BRIEF: Every line containing the word "Contains" needs to be found and copied.

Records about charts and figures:
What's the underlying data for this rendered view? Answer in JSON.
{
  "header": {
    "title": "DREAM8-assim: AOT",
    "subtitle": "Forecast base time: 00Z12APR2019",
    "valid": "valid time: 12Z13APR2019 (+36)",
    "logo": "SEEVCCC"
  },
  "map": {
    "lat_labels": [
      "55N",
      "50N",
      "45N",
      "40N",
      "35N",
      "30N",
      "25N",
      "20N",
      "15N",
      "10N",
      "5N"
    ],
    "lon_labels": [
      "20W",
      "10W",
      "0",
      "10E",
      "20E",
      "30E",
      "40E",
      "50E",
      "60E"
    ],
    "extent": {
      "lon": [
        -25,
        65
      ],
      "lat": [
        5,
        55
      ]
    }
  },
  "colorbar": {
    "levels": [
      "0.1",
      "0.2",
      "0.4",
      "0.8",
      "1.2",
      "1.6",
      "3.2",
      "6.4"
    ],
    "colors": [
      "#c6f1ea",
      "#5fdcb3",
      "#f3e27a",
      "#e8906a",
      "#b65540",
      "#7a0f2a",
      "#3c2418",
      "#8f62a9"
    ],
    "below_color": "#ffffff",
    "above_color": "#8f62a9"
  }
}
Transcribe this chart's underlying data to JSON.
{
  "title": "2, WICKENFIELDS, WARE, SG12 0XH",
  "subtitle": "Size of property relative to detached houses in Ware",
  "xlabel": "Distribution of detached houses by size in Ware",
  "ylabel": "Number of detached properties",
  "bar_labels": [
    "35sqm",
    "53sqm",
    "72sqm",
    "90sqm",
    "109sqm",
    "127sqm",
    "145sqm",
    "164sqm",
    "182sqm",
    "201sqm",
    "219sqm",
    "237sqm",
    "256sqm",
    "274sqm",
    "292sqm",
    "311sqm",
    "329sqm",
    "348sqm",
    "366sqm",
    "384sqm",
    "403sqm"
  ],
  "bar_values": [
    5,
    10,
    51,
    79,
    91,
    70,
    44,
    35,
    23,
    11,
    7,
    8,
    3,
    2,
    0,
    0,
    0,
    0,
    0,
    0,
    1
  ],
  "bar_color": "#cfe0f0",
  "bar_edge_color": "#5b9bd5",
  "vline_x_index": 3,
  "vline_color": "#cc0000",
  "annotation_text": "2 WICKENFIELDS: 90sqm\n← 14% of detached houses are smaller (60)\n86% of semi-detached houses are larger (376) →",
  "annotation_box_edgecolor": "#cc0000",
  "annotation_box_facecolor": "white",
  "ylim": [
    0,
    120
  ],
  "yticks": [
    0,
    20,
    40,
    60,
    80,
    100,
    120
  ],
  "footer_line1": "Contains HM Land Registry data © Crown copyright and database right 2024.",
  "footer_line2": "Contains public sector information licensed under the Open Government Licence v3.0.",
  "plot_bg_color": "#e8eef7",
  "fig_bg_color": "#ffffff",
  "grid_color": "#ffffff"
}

SOLVED PROBLEM:
  "footer_line1": "Contains HM Land Registry data © Crown copyright and database right 2024.",
  "footer_line2": "Contains public sector information licensed under the Open Government Licence v3.0.",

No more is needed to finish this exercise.